Stored dataset items
..............................

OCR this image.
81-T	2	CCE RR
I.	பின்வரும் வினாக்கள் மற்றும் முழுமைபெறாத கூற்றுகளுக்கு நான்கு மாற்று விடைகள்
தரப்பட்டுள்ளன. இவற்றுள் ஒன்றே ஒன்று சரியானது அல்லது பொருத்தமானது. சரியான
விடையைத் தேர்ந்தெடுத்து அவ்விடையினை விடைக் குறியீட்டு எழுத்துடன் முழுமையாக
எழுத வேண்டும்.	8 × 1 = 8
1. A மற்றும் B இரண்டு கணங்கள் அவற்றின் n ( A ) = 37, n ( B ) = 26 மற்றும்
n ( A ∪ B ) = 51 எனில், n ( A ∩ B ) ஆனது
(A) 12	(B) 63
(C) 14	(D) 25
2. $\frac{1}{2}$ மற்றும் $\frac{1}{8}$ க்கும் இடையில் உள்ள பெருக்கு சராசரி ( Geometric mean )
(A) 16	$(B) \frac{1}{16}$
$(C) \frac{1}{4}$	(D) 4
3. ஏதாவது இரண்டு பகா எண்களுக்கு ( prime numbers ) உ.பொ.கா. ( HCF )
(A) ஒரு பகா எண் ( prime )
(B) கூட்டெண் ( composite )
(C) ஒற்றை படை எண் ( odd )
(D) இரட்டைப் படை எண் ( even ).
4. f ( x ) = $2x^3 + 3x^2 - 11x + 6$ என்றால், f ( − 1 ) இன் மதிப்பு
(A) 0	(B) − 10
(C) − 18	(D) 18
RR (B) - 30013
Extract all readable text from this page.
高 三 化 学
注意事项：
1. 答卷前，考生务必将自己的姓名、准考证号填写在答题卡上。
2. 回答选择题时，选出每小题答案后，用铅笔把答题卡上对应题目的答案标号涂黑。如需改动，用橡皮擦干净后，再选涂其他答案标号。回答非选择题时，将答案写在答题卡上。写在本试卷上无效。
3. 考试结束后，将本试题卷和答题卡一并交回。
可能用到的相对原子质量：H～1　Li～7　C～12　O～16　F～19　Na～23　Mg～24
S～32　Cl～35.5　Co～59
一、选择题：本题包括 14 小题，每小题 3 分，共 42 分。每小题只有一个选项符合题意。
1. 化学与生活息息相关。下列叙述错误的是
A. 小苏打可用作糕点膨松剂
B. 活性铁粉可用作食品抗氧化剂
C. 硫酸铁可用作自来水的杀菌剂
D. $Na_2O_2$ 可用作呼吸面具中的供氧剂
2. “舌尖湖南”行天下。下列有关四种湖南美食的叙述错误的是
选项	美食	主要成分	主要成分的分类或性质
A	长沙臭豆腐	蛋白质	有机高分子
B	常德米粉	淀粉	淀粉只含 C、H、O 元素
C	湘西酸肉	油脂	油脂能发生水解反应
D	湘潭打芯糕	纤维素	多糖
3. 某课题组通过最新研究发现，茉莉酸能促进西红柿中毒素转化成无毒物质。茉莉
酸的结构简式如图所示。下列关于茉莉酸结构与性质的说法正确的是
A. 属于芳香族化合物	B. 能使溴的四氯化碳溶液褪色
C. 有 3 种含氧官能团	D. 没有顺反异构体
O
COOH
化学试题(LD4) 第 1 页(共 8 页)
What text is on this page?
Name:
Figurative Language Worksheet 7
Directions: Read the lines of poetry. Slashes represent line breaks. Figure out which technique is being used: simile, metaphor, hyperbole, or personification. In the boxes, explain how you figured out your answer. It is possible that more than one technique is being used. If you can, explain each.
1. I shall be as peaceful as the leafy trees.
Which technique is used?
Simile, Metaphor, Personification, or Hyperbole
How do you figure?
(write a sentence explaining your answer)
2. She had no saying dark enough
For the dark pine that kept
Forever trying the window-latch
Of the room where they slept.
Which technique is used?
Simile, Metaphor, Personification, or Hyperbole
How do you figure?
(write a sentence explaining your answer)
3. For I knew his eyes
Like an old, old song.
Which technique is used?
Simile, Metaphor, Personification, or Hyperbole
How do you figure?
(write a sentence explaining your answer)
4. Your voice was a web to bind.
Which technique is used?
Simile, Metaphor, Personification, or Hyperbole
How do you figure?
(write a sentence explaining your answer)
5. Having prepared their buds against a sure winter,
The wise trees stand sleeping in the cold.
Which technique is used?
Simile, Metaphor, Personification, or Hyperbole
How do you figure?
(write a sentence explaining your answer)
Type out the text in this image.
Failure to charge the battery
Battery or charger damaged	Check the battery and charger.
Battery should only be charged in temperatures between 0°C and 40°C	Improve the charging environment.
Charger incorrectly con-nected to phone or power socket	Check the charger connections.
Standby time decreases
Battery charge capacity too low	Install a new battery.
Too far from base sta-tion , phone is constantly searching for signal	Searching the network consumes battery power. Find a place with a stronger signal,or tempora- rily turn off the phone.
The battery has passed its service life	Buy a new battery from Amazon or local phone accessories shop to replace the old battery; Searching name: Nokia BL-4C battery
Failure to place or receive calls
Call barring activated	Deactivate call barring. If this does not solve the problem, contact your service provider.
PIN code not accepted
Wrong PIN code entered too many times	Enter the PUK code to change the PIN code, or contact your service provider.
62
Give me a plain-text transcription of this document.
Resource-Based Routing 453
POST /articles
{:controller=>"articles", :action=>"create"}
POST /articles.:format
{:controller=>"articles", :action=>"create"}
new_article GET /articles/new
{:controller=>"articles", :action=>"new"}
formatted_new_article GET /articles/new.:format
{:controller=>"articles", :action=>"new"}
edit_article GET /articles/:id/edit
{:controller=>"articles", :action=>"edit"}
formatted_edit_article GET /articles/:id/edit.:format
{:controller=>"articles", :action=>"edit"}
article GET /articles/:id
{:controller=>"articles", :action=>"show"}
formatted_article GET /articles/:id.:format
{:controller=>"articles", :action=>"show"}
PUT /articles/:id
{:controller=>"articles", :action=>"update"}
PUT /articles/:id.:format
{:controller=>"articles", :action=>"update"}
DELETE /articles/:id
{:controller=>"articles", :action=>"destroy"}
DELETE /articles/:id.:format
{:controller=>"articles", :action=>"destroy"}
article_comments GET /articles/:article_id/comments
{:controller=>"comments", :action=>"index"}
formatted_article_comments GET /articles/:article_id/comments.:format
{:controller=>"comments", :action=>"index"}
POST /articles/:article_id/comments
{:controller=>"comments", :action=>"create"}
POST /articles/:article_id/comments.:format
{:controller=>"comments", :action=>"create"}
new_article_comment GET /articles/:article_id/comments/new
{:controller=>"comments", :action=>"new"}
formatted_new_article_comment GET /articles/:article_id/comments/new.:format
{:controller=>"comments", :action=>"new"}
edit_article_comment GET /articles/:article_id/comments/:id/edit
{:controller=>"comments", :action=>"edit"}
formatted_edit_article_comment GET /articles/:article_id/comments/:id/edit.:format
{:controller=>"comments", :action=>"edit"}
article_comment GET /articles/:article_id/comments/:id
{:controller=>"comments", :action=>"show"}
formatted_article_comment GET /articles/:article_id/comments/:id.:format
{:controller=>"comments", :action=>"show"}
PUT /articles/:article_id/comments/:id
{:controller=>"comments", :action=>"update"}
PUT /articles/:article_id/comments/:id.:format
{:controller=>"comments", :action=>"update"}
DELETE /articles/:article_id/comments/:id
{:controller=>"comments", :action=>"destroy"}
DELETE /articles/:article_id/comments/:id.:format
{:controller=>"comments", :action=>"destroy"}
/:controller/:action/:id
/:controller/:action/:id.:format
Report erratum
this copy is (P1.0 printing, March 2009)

..............................

Count how many lines of the data include the word "this". Your reply should be that number alone.

COMPLETED EXERCISE:
7